WRITTEN INSTRUCTION: Copy each line below in which the string "Construction" occurs.

Records about charts and figures
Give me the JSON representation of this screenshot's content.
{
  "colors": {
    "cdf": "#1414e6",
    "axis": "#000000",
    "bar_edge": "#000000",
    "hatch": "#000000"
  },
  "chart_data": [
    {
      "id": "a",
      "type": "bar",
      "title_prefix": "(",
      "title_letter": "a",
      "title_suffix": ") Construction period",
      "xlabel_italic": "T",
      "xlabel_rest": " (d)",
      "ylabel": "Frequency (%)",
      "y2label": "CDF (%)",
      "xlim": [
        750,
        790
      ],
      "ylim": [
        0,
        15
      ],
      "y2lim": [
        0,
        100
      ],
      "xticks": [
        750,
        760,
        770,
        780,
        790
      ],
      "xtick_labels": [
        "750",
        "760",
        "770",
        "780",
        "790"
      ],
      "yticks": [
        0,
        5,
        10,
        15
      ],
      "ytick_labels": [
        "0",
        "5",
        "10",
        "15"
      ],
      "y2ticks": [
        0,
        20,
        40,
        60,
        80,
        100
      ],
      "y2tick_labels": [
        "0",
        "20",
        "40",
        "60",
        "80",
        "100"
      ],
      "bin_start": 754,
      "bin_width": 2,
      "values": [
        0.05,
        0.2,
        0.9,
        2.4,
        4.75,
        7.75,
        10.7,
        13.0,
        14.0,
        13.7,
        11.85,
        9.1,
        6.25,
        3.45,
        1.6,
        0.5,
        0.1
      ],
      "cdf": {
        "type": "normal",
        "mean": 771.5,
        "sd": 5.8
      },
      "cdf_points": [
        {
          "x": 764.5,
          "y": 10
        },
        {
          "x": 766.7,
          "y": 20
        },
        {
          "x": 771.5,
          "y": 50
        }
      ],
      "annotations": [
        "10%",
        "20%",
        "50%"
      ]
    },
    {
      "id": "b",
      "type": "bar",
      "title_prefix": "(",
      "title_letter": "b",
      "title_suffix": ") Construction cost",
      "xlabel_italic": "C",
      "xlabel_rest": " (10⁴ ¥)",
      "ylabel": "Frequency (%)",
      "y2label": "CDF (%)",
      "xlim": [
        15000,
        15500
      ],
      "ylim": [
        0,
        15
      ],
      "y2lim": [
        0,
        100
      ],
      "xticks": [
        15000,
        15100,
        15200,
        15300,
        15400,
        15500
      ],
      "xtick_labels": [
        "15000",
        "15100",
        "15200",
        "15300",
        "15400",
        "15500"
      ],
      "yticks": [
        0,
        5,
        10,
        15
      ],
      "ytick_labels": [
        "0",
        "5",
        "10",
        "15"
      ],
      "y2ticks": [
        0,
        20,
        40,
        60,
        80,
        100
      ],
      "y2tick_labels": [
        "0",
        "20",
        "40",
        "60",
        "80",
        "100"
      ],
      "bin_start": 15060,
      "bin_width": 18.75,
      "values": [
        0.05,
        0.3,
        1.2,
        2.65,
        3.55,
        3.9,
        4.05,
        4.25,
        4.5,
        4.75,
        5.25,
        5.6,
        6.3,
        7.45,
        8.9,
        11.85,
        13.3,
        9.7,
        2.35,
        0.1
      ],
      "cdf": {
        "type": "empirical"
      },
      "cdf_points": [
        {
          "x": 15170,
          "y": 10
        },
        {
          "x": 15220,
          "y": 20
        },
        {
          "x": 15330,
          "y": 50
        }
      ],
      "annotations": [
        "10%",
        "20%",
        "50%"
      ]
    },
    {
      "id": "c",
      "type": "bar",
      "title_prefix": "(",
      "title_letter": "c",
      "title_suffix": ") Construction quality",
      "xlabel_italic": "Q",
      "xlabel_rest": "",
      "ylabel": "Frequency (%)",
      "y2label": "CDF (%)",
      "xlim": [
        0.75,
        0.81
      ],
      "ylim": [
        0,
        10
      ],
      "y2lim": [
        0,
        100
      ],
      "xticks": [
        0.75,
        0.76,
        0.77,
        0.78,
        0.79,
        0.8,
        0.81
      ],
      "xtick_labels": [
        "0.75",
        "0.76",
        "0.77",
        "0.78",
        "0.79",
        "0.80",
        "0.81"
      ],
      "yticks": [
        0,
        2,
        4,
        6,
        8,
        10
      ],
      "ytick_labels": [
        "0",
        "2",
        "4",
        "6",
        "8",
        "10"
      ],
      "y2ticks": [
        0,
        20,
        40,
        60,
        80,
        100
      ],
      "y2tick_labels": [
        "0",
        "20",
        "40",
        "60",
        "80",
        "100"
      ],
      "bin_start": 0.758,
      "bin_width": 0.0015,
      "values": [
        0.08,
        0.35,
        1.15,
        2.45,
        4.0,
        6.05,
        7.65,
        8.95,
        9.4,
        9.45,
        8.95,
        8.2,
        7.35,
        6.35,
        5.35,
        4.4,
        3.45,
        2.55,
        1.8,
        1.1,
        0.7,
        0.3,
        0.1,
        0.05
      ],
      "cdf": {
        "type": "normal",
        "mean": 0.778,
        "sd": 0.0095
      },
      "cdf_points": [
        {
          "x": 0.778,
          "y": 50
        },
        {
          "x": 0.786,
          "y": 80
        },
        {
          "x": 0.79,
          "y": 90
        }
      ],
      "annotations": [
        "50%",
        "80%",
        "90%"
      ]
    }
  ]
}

EXERCISE RESPONSE:
      "title_suffix": ") Construction period",
      "title_suffix": ") Construction cost",
      "title_suffix": ") Construction quality",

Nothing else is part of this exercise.